* Given instruction *
Give the number of lines in this listing that contain "waveform", with no other words.

* Record excerpts *
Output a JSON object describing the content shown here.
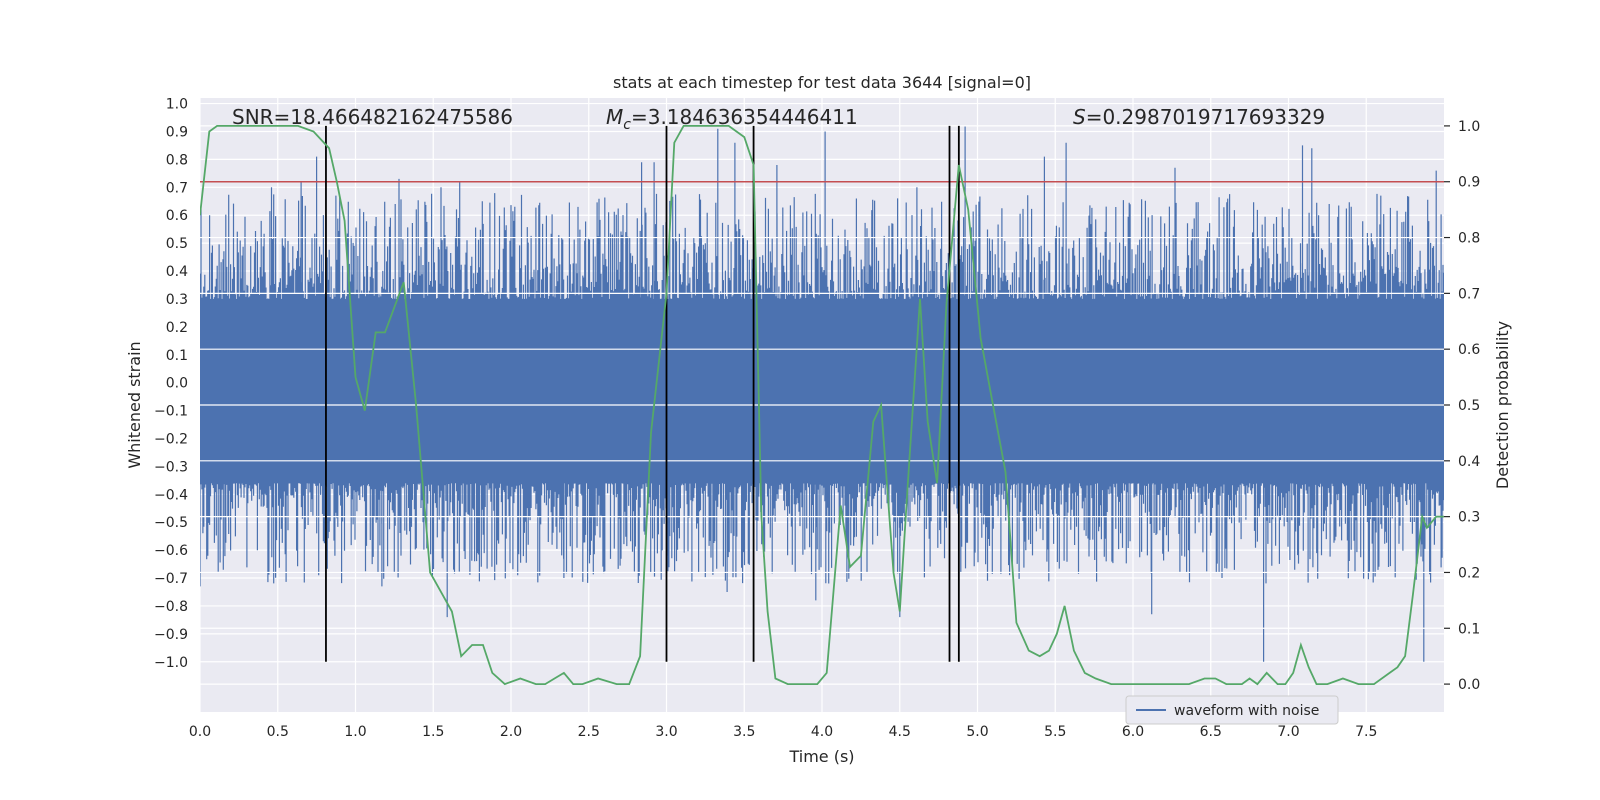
{
  "chart_data": {
    "type": "line",
    "title": "stats at each timestep for test data 3644 [signal=0]",
    "xlabel": "Time (s)",
    "ylabel": "Whitened strain",
    "y2label": "Detection probability",
    "xlim": [
      0.0,
      8.0
    ],
    "ylim": [
      -1.18,
      1.02
    ],
    "y2lim": [
      -0.05,
      1.05
    ],
    "xticks": [
      "0.0",
      "0.5",
      "1.0",
      "1.5",
      "2.0",
      "2.5",
      "3.0",
      "3.5",
      "4.0",
      "4.5",
      "5.0",
      "5.5",
      "6.0",
      "6.5",
      "7.0",
      "7.5"
    ],
    "yticks": [
      "1.0",
      "0.9",
      "0.8",
      "0.7",
      "0.6",
      "0.5",
      "0.4",
      "0.3",
      "0.2",
      "0.1",
      "0.0",
      "−0.1",
      "−0.2",
      "−0.3",
      "−0.4",
      "−0.5",
      "−0.6",
      "−0.7",
      "−0.8",
      "−0.9",
      "−1.0"
    ],
    "y2ticks": [
      "1.0",
      "0.9",
      "0.8",
      "0.7",
      "0.6",
      "0.5",
      "0.4",
      "0.3",
      "0.2",
      "0.1",
      "0.0"
    ],
    "annotations": {
      "snr": "SNR=18.466482162475586",
      "mc_symbol": "M",
      "mc_sub": "c",
      "mc_value": "=3.184636354446411",
      "s_symbol": "S",
      "s_value": "=0.2987019717693329"
    },
    "legend": {
      "label": "waveform with noise",
      "location": "lower-right"
    },
    "threshold": {
      "value": 0.9,
      "color": "#c44e52"
    },
    "vlines": [
      0.81,
      3.0,
      3.56,
      4.82,
      4.88
    ],
    "vline_range": [
      -1.0,
      0.92
    ],
    "waveform": {
      "name": "waveform with noise",
      "color": "#4c72b0",
      "spikes": [
        {
          "t": 0.0,
          "y": -0.73
        },
        {
          "t": 0.05,
          "y": -0.62
        },
        {
          "t": 0.15,
          "y": -0.67
        },
        {
          "t": 0.46,
          "y": 0.7
        },
        {
          "t": 0.65,
          "y": 0.72
        },
        {
          "t": 0.75,
          "y": 0.81
        },
        {
          "t": 1.17,
          "y": -0.73
        },
        {
          "t": 1.28,
          "y": 0.73
        },
        {
          "t": 1.55,
          "y": 0.7
        },
        {
          "t": 1.59,
          "y": -0.84
        },
        {
          "t": 1.67,
          "y": 0.72
        },
        {
          "t": 2.34,
          "y": -0.7
        },
        {
          "t": 2.84,
          "y": 0.79
        },
        {
          "t": 2.92,
          "y": 0.79
        },
        {
          "t": 3.33,
          "y": 0.91
        },
        {
          "t": 3.39,
          "y": -0.75
        },
        {
          "t": 3.44,
          "y": 0.86
        },
        {
          "t": 3.71,
          "y": 0.78
        },
        {
          "t": 3.96,
          "y": -0.78
        },
        {
          "t": 4.02,
          "y": 0.9
        },
        {
          "t": 4.5,
          "y": -0.84
        },
        {
          "t": 4.61,
          "y": 0.7
        },
        {
          "t": 4.92,
          "y": 0.92
        },
        {
          "t": 5.43,
          "y": 0.81
        },
        {
          "t": 5.57,
          "y": 0.86
        },
        {
          "t": 6.12,
          "y": -0.83
        },
        {
          "t": 6.27,
          "y": 0.77
        },
        {
          "t": 6.84,
          "y": -1.0
        },
        {
          "t": 7.09,
          "y": 0.85
        },
        {
          "t": 7.15,
          "y": 0.84
        },
        {
          "t": 7.87,
          "y": -1.0
        },
        {
          "t": 7.95,
          "y": 0.76
        }
      ]
    },
    "detection_probability": {
      "color": "#55a868",
      "x": [
        0.0,
        0.06,
        0.11,
        0.5,
        0.63,
        0.73,
        0.83,
        0.88,
        0.93,
        1.0,
        1.06,
        1.13,
        1.19,
        1.31,
        1.39,
        1.48,
        1.56,
        1.62,
        1.68,
        1.75,
        1.82,
        1.88,
        1.96,
        2.06,
        2.16,
        2.22,
        2.28,
        2.34,
        2.4,
        2.46,
        2.56,
        2.68,
        2.76,
        2.83,
        2.9,
        3.0,
        3.05,
        3.11,
        3.17,
        3.28,
        3.4,
        3.5,
        3.56,
        3.61,
        3.65,
        3.7,
        3.78,
        3.85,
        3.97,
        4.03,
        4.12,
        4.18,
        4.25,
        4.33,
        4.38,
        4.46,
        4.5,
        4.55,
        4.63,
        4.68,
        4.74,
        4.8,
        4.88,
        4.94,
        5.02,
        5.08,
        5.18,
        5.25,
        5.33,
        5.4,
        5.46,
        5.51,
        5.56,
        5.62,
        5.69,
        5.76,
        5.86,
        5.96,
        6.06,
        6.16,
        6.26,
        6.36,
        6.46,
        6.53,
        6.6,
        6.7,
        6.75,
        6.8,
        6.86,
        6.93,
        6.98,
        7.03,
        7.08,
        7.13,
        7.18,
        7.25,
        7.35,
        7.45,
        7.55,
        7.65,
        7.7,
        7.75,
        7.8,
        7.86,
        7.89,
        7.95,
        8.0
      ],
      "y": [
        0.84,
        0.99,
        1.0,
        1.0,
        1.0,
        0.99,
        0.96,
        0.9,
        0.83,
        0.55,
        0.49,
        0.63,
        0.63,
        0.72,
        0.5,
        0.2,
        0.16,
        0.13,
        0.05,
        0.07,
        0.07,
        0.02,
        0.0,
        0.01,
        0.0,
        0.0,
        0.01,
        0.02,
        0.0,
        0.0,
        0.01,
        0.0,
        0.0,
        0.05,
        0.45,
        0.7,
        0.97,
        1.0,
        1.0,
        1.0,
        1.0,
        0.98,
        0.93,
        0.3,
        0.13,
        0.01,
        0.0,
        0.0,
        0.0,
        0.02,
        0.32,
        0.21,
        0.23,
        0.47,
        0.5,
        0.2,
        0.13,
        0.35,
        0.69,
        0.47,
        0.36,
        0.68,
        0.93,
        0.85,
        0.62,
        0.53,
        0.38,
        0.11,
        0.06,
        0.05,
        0.06,
        0.09,
        0.14,
        0.06,
        0.02,
        0.01,
        0.0,
        0.0,
        0.0,
        0.0,
        0.0,
        0.0,
        0.01,
        0.01,
        0.0,
        0.0,
        0.01,
        0.0,
        0.02,
        0.0,
        0.0,
        0.02,
        0.07,
        0.03,
        0.0,
        0.0,
        0.01,
        0.0,
        0.0,
        0.02,
        0.03,
        0.05,
        0.16,
        0.3,
        0.28,
        0.3,
        0.3
      ]
    }
  }
}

* Response to this exercise *
3